═════ Information shown

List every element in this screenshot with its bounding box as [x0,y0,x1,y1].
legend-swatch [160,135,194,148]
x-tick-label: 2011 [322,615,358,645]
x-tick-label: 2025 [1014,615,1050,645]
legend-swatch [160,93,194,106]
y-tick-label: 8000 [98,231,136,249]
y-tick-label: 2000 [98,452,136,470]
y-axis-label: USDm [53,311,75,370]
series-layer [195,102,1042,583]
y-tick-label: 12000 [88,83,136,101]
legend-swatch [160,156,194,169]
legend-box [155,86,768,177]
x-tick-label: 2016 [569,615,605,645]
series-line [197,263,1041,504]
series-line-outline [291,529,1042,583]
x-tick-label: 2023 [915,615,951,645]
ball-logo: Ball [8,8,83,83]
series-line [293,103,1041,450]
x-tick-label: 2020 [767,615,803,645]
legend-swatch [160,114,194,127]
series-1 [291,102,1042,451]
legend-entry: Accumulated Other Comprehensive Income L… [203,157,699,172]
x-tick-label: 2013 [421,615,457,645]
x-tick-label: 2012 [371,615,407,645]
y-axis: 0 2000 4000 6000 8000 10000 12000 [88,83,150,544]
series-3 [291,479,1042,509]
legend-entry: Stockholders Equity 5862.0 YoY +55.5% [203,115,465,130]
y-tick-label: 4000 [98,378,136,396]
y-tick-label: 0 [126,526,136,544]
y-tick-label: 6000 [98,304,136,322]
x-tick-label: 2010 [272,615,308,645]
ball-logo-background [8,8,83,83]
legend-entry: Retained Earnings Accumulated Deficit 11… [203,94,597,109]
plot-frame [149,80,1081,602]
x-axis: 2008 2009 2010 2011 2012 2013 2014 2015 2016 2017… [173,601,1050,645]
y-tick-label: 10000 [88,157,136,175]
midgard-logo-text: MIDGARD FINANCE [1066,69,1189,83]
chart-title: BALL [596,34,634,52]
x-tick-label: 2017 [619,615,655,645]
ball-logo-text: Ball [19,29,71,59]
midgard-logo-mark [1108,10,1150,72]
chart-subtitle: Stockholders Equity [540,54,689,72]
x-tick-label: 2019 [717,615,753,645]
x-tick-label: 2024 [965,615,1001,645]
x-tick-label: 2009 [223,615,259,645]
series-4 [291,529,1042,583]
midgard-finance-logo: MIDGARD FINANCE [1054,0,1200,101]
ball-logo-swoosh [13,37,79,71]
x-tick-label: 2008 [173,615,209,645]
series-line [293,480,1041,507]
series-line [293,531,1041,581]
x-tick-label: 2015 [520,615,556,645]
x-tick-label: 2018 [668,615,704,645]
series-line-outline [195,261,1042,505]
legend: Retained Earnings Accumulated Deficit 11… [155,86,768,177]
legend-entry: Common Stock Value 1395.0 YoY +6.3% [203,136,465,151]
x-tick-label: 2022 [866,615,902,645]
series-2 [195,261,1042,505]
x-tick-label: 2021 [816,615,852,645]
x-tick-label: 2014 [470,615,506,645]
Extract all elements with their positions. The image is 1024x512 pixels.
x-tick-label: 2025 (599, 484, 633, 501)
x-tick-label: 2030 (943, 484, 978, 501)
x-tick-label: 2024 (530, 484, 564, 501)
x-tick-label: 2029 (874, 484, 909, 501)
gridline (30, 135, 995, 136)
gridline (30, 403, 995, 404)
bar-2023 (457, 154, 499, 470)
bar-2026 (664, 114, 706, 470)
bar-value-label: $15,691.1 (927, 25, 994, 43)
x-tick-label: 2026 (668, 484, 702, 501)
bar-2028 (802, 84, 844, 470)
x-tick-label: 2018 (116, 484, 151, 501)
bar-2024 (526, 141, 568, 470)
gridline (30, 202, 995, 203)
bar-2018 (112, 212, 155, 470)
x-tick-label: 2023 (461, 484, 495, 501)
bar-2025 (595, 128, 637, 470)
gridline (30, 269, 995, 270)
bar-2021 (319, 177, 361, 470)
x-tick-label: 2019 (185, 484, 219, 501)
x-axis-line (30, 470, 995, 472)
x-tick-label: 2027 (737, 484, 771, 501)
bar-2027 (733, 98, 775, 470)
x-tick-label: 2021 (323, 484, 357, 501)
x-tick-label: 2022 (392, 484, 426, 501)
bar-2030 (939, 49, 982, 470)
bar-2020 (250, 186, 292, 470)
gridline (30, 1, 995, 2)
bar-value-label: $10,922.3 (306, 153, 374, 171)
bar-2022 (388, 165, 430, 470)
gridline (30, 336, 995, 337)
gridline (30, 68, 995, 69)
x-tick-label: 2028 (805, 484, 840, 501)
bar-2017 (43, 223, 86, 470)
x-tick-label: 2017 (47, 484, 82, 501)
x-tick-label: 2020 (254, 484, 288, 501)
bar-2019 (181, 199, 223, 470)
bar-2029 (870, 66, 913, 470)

══════════

▶ _Directions_
Could you output every line of the two entries above verbatim, with no line left out or altered?

▶ _Result of the task_
List every element in this screenshot with its bounding box as [x0,y0,x1,y1].
legend-swatch [160,135,194,148]
x-tick-label: 2011 [322,615,358,645]
x-tick-label: 2025 [1014,615,1050,645]
legend-swatch [160,93,194,106]
y-tick-label: 8000 [98,231,136,249]
y-tick-label: 2000 [98,452,136,470]
y-axis-label: USDm [53,311,75,370]
series-layer [195,102,1042,583]
y-tick-label: 12000 [88,83,136,101]
legend-swatch [160,156,194,169]
legend-box [155,86,768,177]
x-tick-label: 2016 [569,615,605,645]
series-line [197,263,1041,504]
series-line-outline [291,529,1042,583]
x-tick-label: 2023 [915,615,951,645]
ball-logo: Ball [8,8,83,83]
series-line [293,103,1041,450]
x-tick-label: 2020 [767,615,803,645]
legend-swatch [160,114,194,127]
series-1 [291,102,1042,451]
legend-entry: Accumulated Other Comprehensive Income L… [203,157,699,172]
x-tick-label: 2013 [421,615,457,645]
x-tick-label: 2012 [371,615,407,645]
y-axis: 0 2000 4000 6000 8000 10000 12000 [88,83,150,544]
series-3 [291,479,1042,509]
legend-entry: Stockholders Equity 5862.0 YoY +55.5% [203,115,465,130]
y-tick-label: 4000 [98,378,136,396]
y-tick-label: 0 [126,526,136,544]
y-tick-label: 6000 [98,304,136,322]
x-tick-label: 2010 [272,615,308,645]
ball-logo-background [8,8,83,83]
legend-entry: Retained Earnings Accumulated Deficit 11… [203,94,597,109]
plot-frame [149,80,1081,602]
x-axis: 2008 2009 2010 2011 2012 2013 2014 2015 2016 2017… [173,601,1050,645]
y-tick-label: 10000 [88,157,136,175]
midgard-logo-text: MIDGARD FINANCE [1066,69,1189,83]
chart-title: BALL [596,34,634,52]
x-tick-label: 2017 [619,615,655,645]
ball-logo-text: Ball [19,29,71,59]
midgard-logo-mark [1108,10,1150,72]
chart-subtitle: Stockholders Equity [540,54,689,72]
x-tick-label: 2019 [717,615,753,645]
x-tick-label: 2024 [965,615,1001,645]
x-tick-label: 2009 [223,615,259,645]
series-4 [291,529,1042,583]
midgard-finance-logo: MIDGARD FINANCE [1054,0,1200,101]
ball-logo-swoosh [13,37,79,71]
x-tick-label: 2008 [173,615,209,645]
series-line [293,480,1041,507]
series-line [293,531,1041,581]
x-tick-label: 2015 [520,615,556,645]
x-tick-label: 2018 [668,615,704,645]
series-line-outline [195,261,1042,505]
legend: Retained Earnings Accumulated Deficit 11… [155,86,768,177]
legend-entry: Common Stock Value 1395.0 YoY +6.3% [203,136,465,151]
x-tick-label: 2022 [866,615,902,645]
series-2 [195,261,1042,505]
x-tick-label: 2021 [816,615,852,645]
x-tick-label: 2014 [470,615,506,645]
Extract all elements with their positions. The image is 1024x512 pixels.
x-tick-label: 2025 (599, 484, 633, 501)
x-tick-label: 2030 (943, 484, 978, 501)
x-tick-label: 2024 (530, 484, 564, 501)
x-tick-label: 2029 (874, 484, 909, 501)
gridline (30, 135, 995, 136)
gridline (30, 403, 995, 404)
bar-2023 (457, 154, 499, 470)
bar-2026 (664, 114, 706, 470)
bar-value-label: $15,691.1 (927, 25, 994, 43)
x-tick-label: 2026 (668, 484, 702, 501)
bar-2028 (802, 84, 844, 470)
x-tick-label: 2018 (116, 484, 151, 501)
bar-2024 (526, 141, 568, 470)
gridline (30, 202, 995, 203)
bar-2018 (112, 212, 155, 470)
x-tick-label: 2023 (461, 484, 495, 501)
bar-2025 (595, 128, 637, 470)
gridline (30, 269, 995, 270)
bar-2021 (319, 177, 361, 470)
x-tick-label: 2019 (185, 484, 219, 501)
x-axis-line (30, 470, 995, 472)
x-tick-label: 2027 (737, 484, 771, 501)
bar-2027 (733, 98, 775, 470)
x-tick-label: 2021 (323, 484, 357, 501)
x-tick-label: 2022 (392, 484, 426, 501)
bar-2030 (939, 49, 982, 470)
bar-2020 (250, 186, 292, 470)
gridline (30, 1, 995, 2)
bar-value-label: $10,922.3 (306, 153, 374, 171)
bar-2022 (388, 165, 430, 470)
gridline (30, 336, 995, 337)
gridline (30, 68, 995, 69)
x-tick-label: 2028 (805, 484, 840, 501)
bar-2017 (43, 223, 86, 470)
x-tick-label: 2017 (47, 484, 82, 501)
x-tick-label: 2020 (254, 484, 288, 501)
bar-2019 (181, 199, 223, 470)
bar-2029 (870, 66, 913, 470)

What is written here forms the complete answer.